**EXERCISE AIM:**
Gather all lines from the material that contain "dore".

-- START OF THE INPUT --

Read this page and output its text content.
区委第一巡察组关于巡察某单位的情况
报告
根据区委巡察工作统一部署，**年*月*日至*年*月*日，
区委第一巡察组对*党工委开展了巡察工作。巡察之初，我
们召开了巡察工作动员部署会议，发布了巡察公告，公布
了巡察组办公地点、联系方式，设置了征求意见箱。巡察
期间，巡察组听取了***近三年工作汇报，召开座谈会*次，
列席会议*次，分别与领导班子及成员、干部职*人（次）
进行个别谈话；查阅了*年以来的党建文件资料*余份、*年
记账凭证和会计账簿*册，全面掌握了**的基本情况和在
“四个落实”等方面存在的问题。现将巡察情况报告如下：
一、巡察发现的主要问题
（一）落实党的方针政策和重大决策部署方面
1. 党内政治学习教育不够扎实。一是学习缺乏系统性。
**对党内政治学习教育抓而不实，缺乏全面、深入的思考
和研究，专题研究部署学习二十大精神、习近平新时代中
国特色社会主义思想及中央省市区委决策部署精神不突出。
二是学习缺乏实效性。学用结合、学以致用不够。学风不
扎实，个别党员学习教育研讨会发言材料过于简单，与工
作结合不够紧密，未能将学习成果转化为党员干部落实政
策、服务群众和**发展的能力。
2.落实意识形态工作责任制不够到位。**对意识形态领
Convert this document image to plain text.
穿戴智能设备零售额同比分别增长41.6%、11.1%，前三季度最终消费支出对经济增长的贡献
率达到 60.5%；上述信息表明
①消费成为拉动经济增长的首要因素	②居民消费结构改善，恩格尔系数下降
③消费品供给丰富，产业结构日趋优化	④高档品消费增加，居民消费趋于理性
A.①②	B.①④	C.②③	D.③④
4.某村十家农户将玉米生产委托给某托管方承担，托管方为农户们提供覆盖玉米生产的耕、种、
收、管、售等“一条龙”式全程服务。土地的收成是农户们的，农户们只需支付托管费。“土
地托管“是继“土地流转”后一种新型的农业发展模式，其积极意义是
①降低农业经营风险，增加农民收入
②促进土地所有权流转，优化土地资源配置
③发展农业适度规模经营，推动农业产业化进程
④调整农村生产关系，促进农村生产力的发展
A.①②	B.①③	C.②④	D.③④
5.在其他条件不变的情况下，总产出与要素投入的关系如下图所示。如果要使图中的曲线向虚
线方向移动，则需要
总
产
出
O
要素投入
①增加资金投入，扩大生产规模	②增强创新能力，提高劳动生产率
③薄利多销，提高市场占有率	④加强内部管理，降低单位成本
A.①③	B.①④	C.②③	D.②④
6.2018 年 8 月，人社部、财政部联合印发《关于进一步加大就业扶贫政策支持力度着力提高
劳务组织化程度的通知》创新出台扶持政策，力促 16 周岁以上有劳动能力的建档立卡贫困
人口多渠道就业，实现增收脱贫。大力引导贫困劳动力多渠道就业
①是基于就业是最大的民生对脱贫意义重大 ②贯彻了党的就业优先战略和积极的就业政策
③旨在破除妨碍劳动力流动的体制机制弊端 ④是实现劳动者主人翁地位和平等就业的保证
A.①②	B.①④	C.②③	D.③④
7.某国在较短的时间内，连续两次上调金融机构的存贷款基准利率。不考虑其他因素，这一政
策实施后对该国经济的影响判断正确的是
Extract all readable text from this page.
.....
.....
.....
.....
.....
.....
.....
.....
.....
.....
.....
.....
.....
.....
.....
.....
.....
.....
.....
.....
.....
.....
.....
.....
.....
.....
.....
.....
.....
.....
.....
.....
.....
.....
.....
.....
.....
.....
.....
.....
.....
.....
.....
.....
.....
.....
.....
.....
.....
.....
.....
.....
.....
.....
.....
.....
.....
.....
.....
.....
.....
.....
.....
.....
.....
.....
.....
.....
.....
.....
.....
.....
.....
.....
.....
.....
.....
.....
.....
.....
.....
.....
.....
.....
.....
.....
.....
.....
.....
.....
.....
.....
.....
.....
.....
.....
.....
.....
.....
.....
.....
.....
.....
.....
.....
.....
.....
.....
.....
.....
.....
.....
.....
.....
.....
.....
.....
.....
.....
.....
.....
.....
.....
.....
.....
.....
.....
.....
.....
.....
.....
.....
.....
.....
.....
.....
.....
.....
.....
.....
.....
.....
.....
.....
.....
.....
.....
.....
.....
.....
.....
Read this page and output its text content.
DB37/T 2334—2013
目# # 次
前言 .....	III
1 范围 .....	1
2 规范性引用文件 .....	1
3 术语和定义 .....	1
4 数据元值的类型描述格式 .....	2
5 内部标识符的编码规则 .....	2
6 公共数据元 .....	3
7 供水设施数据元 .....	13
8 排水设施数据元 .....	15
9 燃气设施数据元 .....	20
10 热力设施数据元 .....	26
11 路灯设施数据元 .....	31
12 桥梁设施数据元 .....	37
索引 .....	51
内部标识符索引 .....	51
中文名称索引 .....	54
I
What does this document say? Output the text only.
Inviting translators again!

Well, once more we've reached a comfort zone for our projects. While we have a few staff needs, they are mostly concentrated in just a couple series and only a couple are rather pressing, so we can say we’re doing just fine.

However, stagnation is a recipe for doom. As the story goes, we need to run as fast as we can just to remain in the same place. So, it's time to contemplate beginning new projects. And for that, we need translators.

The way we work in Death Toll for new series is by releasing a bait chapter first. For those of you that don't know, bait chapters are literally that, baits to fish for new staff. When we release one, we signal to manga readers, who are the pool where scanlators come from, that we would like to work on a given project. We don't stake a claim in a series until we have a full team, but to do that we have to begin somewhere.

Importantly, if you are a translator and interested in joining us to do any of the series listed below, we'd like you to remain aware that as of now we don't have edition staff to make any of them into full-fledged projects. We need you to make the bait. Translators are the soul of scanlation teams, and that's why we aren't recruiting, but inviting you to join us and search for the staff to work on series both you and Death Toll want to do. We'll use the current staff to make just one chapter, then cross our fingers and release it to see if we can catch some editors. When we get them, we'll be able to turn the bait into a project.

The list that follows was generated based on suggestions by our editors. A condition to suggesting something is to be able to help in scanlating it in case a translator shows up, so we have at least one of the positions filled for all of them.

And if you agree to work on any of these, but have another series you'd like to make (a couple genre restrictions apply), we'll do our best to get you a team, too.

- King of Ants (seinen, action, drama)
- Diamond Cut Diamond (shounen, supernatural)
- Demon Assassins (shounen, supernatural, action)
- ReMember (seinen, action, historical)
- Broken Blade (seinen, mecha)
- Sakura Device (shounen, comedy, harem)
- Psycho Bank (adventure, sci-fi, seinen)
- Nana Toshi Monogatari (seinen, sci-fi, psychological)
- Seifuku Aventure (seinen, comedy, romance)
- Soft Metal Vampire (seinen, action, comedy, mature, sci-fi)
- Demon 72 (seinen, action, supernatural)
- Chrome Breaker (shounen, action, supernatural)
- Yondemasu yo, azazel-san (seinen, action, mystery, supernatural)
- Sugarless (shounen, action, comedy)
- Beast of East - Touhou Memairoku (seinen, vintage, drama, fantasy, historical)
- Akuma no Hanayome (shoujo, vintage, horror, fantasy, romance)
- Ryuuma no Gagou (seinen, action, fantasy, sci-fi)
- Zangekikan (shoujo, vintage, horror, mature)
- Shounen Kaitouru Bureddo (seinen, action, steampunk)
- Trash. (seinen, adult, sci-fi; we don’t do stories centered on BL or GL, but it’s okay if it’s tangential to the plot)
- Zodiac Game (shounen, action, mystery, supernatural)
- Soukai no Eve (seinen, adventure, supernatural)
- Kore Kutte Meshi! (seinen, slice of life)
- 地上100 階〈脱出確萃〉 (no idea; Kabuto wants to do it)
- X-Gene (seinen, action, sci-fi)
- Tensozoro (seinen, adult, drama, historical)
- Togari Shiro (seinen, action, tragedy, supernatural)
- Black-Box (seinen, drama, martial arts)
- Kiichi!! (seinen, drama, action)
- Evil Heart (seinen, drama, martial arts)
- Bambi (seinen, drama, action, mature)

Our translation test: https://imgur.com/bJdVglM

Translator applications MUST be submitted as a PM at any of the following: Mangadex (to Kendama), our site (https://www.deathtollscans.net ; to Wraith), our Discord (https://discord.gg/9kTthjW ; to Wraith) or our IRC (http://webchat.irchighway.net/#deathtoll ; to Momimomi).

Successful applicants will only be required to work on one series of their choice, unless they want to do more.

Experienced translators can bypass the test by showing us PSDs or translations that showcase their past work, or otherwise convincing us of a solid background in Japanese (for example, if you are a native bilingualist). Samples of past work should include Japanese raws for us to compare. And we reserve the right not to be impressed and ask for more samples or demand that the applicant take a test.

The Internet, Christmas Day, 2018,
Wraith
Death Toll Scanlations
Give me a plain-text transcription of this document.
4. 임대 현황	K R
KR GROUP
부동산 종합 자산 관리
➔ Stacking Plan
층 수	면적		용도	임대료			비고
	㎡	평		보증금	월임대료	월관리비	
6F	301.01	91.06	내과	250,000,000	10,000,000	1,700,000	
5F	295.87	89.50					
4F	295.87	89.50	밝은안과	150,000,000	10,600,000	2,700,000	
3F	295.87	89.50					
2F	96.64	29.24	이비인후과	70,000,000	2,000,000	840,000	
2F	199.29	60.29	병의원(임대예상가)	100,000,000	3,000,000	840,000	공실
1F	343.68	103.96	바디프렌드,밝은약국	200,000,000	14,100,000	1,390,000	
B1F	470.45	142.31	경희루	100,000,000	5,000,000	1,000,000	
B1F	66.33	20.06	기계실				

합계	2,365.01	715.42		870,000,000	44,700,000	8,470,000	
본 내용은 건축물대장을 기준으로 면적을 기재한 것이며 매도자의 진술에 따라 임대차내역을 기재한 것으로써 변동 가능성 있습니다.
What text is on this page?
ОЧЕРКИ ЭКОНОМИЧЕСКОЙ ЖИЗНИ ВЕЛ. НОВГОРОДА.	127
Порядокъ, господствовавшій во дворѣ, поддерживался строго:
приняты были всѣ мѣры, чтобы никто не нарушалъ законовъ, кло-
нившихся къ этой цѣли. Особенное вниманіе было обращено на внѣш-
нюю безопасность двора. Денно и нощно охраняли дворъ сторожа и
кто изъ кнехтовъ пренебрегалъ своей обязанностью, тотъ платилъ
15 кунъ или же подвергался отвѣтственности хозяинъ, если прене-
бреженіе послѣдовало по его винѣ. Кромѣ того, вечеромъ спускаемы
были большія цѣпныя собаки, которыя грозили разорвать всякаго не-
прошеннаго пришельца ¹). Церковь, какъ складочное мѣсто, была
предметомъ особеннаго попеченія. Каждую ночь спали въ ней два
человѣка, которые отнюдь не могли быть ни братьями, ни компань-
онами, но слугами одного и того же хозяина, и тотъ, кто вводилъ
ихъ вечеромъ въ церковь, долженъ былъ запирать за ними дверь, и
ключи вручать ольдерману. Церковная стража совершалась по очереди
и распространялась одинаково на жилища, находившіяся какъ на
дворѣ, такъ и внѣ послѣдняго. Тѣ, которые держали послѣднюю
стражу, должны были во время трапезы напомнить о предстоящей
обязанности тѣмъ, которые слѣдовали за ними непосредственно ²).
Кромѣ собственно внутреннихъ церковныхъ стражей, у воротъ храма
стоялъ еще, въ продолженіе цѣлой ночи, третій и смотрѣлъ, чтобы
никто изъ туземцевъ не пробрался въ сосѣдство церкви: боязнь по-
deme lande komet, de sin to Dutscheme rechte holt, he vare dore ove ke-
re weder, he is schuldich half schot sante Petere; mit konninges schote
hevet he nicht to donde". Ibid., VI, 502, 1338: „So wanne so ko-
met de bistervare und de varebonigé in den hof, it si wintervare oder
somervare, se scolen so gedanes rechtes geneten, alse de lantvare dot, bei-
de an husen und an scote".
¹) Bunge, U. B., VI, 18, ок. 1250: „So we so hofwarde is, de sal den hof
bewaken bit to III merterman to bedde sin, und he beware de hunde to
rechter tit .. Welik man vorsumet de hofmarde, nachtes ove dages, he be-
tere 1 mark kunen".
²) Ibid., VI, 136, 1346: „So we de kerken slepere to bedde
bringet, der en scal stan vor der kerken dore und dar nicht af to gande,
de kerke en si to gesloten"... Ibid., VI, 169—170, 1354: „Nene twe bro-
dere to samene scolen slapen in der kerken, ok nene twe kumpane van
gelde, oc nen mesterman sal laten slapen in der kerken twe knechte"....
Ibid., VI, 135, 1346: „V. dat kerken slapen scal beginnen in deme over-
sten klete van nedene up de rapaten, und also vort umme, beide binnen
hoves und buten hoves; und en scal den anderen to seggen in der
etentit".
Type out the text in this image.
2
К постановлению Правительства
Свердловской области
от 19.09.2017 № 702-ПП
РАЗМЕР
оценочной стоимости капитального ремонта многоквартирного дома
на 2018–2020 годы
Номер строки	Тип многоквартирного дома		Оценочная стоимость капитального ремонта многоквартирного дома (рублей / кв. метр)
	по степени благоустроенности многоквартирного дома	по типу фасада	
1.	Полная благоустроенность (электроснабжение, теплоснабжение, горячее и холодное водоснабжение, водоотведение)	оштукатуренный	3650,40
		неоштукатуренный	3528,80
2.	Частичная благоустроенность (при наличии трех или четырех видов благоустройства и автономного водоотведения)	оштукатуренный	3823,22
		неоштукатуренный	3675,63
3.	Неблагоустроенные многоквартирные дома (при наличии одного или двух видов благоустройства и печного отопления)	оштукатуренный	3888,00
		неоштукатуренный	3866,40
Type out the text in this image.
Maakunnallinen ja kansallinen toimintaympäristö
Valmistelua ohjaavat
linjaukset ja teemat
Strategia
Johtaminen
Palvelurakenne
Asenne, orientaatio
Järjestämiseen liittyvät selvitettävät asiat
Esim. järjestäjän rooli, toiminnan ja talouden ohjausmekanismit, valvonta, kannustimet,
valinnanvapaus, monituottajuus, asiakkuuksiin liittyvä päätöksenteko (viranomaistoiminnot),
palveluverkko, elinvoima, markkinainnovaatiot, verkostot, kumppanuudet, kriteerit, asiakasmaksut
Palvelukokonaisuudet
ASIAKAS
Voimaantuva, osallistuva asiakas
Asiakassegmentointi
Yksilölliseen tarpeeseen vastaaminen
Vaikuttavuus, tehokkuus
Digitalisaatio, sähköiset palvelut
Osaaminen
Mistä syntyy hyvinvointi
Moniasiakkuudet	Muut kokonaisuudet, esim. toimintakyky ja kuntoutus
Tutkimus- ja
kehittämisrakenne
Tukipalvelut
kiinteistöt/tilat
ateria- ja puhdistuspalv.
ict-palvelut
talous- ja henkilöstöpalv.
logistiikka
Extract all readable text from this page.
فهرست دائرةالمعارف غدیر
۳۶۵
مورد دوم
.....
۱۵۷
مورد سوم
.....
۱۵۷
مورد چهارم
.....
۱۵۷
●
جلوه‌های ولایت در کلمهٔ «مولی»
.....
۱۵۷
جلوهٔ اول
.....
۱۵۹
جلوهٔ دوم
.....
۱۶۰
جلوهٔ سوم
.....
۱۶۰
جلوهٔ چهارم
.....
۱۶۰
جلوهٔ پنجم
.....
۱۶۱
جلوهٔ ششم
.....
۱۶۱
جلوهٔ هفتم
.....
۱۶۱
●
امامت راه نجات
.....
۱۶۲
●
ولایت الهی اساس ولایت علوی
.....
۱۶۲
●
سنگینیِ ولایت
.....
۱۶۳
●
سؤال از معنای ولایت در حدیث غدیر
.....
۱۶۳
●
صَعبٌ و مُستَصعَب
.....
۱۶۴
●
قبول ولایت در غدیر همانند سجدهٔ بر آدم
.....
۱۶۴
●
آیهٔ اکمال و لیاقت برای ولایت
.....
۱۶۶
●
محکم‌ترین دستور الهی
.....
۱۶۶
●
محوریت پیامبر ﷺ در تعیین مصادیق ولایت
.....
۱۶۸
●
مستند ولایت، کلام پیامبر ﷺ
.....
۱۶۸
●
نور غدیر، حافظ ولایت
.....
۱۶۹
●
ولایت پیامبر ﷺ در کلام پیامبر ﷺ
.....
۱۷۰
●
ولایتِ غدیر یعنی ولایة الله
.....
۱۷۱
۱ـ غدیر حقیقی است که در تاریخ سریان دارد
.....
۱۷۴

-- END OF THE INPUT --

**WRITTEN REPLY:**
deme lande komet, de sin to Dutscheme rechte holt, he vare dore ove ke-
bringet, der en scal stan vor der kerken dore und dar nicht af to gande,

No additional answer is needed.